▶ **Job**
Below are the records; locate each line with the word "start" and copy it.

▶ **Provided records**
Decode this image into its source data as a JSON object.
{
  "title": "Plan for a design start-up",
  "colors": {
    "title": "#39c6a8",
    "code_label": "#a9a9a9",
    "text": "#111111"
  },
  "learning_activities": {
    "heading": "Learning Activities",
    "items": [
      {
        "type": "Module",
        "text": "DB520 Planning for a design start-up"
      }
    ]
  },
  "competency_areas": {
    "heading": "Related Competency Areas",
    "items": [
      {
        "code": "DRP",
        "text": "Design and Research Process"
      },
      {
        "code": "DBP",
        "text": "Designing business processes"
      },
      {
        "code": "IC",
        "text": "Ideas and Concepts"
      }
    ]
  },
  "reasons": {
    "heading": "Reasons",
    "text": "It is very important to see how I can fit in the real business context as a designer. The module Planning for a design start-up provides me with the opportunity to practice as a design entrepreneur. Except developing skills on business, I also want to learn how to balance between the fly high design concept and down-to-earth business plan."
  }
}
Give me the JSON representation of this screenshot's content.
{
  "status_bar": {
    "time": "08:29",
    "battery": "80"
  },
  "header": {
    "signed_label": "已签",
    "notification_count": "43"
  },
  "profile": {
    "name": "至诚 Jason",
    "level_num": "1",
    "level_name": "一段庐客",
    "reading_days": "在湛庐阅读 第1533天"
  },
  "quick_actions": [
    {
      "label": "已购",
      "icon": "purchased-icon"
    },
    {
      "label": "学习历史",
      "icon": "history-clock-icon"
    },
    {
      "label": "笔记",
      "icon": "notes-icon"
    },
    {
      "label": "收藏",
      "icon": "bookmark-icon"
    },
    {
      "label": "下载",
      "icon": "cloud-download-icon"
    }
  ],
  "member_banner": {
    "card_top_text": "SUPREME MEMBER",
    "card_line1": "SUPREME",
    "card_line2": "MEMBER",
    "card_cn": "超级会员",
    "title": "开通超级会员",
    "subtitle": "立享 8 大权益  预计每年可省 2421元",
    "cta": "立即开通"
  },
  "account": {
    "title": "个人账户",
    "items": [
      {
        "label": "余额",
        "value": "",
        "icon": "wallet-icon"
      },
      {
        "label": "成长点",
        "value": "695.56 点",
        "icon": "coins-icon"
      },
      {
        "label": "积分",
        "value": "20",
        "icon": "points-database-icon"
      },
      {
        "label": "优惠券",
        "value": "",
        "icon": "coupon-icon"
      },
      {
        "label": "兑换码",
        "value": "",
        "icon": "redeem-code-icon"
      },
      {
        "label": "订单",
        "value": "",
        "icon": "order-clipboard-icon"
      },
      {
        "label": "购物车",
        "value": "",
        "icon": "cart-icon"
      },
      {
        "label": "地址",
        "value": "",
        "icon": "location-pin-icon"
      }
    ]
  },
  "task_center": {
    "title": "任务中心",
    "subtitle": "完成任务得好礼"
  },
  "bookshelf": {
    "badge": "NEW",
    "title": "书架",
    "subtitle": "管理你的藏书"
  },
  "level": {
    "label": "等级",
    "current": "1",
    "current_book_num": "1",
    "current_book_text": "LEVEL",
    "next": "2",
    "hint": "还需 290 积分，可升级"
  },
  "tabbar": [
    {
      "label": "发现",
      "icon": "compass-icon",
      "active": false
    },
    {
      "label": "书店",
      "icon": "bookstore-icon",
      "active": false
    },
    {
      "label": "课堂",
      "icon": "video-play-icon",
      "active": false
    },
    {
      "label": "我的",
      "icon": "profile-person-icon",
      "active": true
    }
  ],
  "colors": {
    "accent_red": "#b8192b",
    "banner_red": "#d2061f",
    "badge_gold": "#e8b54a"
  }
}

▶ **Written response**
  "title": "Plan for a design start-up",
        "text": "DB520 Planning for a design start-up"
    "text": "It is very important to see how I can fit in the real business context as a designer. The module Planning for a design start-up provides me with the opportunity to practice as a design entrepreneur. Except developing skills on business, I also want to learn how to balance between the fly high design concept and down-to-earth business plan."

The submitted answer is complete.